In the data below, find every line with the string "STOCK" and pull it out.
-- Begin --
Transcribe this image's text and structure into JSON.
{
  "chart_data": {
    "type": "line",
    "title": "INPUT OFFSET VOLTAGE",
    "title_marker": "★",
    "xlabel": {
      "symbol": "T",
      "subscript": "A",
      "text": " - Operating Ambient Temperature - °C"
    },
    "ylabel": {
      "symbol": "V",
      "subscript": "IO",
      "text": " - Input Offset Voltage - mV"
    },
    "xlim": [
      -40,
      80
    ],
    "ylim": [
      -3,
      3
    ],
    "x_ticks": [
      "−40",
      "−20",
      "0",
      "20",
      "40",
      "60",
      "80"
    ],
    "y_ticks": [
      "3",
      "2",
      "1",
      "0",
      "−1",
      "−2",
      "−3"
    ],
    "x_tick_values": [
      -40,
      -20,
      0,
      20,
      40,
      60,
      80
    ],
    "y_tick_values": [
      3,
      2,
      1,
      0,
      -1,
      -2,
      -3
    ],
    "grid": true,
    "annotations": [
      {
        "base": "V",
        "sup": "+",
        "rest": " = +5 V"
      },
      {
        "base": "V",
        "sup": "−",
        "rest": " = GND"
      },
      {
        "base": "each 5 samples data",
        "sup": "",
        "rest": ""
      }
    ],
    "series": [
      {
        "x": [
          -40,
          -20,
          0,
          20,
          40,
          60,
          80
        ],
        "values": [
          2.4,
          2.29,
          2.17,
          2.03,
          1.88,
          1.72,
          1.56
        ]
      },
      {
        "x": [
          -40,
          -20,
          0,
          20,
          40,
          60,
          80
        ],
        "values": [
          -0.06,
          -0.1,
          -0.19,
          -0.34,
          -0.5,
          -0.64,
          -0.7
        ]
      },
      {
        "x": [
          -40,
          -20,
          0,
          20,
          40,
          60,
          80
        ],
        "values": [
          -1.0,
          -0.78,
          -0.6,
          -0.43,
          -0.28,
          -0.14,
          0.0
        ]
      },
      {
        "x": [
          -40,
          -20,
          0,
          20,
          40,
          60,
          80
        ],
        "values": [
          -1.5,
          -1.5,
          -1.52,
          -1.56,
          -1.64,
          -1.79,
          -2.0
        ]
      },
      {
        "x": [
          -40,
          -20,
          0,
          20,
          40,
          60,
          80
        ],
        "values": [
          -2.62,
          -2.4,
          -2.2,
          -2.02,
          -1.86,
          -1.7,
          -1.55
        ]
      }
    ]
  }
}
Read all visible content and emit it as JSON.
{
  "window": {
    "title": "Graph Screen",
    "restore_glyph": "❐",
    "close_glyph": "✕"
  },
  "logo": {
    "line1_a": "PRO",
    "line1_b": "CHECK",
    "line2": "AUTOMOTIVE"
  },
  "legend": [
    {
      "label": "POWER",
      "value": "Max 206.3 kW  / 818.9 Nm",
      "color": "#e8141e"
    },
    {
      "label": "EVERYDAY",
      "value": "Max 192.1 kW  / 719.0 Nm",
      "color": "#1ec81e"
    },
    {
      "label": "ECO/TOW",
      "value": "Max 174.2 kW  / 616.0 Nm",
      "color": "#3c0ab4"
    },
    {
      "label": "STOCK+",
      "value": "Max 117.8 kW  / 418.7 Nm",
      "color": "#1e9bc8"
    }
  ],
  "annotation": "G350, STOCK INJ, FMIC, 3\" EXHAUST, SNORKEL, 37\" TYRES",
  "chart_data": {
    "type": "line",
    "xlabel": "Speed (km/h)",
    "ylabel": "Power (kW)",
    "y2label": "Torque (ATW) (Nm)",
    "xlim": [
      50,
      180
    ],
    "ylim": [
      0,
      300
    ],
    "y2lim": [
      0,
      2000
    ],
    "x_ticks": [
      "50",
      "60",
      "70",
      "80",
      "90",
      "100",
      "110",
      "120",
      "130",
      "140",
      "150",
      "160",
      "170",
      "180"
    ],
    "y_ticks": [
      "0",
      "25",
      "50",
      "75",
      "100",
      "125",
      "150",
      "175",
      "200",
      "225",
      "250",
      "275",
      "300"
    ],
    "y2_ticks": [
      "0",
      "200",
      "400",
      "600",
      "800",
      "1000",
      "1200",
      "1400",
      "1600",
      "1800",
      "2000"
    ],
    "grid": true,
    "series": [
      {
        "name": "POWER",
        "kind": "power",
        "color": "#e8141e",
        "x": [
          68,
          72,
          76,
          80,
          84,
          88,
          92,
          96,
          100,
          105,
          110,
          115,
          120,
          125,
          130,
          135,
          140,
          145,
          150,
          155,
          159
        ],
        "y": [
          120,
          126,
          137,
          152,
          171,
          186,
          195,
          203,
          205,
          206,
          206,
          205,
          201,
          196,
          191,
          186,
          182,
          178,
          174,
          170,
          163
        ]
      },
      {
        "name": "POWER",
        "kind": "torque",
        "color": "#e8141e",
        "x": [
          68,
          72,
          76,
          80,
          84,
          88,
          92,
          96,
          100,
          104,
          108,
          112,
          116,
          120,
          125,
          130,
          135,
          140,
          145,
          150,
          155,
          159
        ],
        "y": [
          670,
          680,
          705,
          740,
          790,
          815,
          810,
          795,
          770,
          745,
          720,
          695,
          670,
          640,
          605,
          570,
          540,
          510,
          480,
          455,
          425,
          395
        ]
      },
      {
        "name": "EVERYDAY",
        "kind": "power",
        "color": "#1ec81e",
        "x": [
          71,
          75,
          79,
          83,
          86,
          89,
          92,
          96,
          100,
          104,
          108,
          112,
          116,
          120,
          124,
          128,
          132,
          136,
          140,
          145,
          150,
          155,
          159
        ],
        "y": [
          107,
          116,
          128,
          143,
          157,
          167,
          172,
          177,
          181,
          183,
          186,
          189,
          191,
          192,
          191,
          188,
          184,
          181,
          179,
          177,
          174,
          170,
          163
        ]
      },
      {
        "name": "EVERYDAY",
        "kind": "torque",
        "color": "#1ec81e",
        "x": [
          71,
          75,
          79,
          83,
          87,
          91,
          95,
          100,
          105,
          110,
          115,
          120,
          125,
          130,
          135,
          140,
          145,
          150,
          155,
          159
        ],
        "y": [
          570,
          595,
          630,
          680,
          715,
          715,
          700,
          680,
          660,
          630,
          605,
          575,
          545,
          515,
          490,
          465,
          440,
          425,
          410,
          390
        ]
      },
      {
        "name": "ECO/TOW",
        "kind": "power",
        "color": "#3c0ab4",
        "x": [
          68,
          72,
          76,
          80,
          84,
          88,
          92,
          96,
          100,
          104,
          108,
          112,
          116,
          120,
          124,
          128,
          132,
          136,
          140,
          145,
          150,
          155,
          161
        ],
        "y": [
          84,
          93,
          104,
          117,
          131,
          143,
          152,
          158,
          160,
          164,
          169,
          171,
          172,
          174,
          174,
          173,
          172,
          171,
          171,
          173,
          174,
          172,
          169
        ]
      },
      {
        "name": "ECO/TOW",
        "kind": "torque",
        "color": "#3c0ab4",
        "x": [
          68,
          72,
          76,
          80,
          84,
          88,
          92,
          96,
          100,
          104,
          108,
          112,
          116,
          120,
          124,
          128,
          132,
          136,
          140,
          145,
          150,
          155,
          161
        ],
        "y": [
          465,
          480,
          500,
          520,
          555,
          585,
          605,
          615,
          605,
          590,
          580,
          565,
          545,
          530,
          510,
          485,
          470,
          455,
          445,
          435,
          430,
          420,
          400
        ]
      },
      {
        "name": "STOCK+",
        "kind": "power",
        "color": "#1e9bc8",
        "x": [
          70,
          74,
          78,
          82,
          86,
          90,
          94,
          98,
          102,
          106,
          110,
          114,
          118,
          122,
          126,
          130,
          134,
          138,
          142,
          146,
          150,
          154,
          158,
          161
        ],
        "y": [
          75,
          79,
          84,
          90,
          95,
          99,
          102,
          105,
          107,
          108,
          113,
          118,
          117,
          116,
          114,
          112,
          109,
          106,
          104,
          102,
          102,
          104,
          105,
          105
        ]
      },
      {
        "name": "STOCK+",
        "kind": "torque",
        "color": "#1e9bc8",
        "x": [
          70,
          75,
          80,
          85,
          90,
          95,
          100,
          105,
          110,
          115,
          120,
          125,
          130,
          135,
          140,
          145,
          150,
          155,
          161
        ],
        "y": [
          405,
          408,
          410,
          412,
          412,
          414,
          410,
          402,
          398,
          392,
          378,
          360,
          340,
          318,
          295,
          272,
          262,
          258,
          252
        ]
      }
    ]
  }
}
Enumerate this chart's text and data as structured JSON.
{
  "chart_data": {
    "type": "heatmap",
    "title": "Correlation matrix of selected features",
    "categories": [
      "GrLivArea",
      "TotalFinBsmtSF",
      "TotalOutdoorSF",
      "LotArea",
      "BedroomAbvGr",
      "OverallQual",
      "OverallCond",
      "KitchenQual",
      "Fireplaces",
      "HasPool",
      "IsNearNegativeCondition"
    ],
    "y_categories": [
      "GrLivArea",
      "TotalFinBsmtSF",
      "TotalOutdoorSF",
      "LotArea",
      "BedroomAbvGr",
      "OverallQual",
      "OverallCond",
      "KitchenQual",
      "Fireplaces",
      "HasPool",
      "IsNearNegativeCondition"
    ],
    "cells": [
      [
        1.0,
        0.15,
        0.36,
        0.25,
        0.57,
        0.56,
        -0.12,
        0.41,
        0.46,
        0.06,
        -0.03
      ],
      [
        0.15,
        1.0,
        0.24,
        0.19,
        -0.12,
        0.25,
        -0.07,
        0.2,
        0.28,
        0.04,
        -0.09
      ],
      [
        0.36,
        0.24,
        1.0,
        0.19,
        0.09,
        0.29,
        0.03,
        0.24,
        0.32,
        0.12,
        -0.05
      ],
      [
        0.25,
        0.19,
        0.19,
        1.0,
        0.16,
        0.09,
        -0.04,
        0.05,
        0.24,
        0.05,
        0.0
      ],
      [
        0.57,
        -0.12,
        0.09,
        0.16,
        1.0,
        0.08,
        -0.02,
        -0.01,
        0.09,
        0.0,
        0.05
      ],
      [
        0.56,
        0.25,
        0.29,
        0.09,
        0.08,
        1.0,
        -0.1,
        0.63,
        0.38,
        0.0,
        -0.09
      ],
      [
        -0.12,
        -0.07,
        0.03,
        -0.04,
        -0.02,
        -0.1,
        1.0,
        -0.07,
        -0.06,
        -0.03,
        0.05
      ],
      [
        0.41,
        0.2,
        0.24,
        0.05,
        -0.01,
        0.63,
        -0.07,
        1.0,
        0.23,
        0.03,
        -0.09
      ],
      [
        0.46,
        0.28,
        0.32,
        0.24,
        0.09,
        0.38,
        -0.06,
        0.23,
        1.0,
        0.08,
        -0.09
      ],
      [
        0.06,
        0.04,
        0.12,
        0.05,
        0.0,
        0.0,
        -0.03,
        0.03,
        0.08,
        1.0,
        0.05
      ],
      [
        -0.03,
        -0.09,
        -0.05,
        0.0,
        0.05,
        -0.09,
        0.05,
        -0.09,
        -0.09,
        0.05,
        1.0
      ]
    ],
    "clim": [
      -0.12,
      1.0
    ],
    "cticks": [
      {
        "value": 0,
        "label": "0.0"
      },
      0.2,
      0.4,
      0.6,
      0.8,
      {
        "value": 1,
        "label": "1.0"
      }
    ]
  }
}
-- End --
** TASK RESULT **
      "label": "STOCK+",
  "annotation": "G350, STOCK INJ, FMIC, 3\" EXHAUST, SNORKEL, 37\" TYRES",
        "name": "STOCK+",
        "name": "STOCK+",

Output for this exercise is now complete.